• AIM
Take each line containing "education" and report it exactly as written.

• GIVEN INFORMATION

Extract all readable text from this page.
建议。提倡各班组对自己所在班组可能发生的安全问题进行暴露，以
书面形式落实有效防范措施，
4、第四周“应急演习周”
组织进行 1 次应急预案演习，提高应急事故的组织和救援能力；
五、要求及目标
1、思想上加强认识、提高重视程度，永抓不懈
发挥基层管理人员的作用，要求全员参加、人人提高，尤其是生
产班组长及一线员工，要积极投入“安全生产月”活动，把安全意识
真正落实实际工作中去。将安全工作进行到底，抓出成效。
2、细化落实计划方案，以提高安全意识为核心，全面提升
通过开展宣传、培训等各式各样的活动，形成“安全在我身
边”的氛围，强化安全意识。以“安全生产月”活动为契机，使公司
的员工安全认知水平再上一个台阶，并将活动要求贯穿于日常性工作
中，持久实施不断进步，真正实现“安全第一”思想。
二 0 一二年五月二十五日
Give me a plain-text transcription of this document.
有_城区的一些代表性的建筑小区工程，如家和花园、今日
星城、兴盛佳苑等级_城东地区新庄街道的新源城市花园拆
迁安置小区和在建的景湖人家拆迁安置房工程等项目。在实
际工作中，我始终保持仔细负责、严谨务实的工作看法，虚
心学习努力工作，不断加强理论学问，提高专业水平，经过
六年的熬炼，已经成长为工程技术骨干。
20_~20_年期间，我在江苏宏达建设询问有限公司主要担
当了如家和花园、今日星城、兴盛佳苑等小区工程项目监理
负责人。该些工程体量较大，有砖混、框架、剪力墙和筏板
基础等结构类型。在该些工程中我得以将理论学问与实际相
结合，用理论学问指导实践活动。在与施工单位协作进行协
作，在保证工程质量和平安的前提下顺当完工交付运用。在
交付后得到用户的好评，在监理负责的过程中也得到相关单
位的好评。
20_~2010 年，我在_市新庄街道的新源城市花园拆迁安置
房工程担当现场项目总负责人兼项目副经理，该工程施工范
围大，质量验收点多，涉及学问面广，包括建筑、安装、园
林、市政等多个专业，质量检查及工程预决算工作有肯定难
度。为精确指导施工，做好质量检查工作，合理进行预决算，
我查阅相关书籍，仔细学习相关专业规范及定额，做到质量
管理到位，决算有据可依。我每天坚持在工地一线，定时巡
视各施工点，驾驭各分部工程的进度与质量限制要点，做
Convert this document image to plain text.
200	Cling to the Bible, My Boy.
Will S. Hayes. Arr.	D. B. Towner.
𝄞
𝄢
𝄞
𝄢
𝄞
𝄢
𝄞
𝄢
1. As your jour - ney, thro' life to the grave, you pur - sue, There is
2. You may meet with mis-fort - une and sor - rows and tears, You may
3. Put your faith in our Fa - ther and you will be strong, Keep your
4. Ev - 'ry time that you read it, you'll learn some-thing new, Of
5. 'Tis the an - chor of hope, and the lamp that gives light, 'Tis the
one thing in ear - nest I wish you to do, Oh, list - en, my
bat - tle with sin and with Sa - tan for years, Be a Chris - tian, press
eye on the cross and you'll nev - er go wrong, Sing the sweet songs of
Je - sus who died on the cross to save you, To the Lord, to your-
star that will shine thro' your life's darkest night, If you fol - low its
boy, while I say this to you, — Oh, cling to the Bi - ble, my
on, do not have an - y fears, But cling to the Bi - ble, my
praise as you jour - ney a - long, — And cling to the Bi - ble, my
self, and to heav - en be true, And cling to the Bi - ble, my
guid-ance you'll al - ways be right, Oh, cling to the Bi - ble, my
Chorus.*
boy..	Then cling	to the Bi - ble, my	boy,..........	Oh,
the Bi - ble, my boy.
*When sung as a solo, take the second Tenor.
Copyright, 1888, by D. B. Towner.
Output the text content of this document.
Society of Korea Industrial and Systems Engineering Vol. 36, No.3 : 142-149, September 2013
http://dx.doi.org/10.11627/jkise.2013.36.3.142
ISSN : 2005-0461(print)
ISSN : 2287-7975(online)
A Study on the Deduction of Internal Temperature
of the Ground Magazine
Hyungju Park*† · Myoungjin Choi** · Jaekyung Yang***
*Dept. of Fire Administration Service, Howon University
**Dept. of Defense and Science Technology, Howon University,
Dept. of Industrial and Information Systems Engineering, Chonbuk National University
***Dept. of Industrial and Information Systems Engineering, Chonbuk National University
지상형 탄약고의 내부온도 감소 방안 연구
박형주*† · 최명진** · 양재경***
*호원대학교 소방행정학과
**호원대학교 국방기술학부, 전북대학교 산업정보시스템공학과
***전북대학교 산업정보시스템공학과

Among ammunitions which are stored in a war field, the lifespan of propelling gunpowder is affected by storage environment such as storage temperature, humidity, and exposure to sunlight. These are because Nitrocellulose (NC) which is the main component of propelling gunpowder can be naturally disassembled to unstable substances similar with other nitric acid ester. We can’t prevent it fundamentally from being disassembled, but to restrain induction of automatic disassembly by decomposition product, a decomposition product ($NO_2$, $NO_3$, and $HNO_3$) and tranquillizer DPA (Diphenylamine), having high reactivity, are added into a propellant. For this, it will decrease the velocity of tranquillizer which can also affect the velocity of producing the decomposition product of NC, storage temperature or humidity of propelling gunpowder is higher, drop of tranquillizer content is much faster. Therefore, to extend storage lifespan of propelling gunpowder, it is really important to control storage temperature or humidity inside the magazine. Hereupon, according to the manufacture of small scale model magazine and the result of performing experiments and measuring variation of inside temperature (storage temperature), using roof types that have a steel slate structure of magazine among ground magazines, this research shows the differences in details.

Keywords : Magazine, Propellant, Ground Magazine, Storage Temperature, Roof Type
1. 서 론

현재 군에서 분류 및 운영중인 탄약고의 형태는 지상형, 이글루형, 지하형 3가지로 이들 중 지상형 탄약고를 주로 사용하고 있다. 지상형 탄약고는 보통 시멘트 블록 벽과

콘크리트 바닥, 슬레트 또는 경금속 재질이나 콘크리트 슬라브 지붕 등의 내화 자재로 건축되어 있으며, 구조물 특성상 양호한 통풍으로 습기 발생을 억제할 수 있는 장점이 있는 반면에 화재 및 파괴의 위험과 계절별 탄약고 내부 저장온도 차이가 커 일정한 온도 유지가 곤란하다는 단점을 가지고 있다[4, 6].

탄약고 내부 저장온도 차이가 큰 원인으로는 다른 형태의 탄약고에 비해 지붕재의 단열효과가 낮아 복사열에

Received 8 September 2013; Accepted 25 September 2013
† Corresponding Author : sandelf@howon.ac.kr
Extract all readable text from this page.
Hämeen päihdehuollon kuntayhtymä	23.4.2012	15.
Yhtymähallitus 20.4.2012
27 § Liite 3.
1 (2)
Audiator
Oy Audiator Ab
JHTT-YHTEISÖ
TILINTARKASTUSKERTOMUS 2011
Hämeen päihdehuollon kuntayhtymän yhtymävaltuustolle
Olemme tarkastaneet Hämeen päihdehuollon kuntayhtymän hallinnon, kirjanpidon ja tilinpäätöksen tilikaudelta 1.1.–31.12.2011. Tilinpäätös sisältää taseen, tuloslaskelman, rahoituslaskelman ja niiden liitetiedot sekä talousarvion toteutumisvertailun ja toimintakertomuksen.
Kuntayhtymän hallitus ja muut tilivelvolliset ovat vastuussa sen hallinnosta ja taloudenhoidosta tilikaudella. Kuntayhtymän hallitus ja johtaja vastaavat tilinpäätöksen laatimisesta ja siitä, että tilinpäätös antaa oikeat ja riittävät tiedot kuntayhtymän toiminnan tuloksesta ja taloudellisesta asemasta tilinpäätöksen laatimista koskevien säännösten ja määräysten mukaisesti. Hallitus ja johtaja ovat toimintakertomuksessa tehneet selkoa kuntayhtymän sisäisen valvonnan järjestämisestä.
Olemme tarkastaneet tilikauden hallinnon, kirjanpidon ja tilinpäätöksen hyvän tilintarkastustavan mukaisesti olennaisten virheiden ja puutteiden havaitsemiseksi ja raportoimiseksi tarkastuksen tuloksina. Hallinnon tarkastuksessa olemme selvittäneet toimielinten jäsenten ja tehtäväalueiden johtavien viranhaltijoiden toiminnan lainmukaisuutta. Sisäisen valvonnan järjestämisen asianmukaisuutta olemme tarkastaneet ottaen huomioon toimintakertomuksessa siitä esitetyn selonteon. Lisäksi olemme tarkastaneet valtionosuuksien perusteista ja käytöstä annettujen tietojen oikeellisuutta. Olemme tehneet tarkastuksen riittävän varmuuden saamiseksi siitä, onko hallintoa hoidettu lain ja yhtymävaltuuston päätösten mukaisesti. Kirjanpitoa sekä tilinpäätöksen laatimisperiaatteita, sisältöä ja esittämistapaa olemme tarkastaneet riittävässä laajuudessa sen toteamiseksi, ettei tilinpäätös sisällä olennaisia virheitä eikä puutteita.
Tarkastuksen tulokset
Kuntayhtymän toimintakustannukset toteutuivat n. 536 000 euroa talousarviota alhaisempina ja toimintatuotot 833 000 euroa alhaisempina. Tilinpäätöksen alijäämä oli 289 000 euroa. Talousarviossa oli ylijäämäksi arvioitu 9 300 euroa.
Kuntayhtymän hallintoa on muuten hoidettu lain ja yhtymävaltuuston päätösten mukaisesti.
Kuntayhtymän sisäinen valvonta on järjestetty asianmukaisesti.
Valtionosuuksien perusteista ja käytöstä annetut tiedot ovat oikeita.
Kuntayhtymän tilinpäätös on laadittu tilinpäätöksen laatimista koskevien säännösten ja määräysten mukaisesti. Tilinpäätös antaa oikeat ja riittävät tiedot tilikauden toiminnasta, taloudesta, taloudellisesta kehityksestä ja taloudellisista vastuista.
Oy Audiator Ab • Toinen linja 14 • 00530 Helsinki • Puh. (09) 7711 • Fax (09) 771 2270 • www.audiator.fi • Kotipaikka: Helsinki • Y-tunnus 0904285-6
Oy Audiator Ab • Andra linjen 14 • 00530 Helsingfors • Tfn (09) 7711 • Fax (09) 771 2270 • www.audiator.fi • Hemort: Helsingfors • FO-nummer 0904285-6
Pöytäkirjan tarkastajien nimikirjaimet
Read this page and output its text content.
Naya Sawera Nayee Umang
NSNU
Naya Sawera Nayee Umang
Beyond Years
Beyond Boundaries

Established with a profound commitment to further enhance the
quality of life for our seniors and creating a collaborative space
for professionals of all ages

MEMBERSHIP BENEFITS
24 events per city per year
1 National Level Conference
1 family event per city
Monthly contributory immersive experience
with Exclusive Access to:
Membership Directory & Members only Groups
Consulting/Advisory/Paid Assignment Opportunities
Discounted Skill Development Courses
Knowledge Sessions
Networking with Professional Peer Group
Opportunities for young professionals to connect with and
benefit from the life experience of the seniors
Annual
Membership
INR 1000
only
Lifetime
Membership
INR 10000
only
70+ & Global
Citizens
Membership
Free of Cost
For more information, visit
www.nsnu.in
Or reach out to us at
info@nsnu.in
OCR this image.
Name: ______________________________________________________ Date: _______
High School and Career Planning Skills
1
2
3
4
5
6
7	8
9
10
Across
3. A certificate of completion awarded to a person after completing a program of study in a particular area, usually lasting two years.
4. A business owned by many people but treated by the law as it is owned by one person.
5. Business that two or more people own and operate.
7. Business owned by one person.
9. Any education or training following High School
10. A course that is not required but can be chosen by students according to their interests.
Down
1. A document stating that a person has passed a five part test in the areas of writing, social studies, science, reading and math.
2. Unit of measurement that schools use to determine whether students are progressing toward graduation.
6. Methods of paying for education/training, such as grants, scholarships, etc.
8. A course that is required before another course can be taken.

• EXERCISE OUTPUT
9. Any education or training following High School
6. Methods of paying for education/training, such as grants, scholarships, etc.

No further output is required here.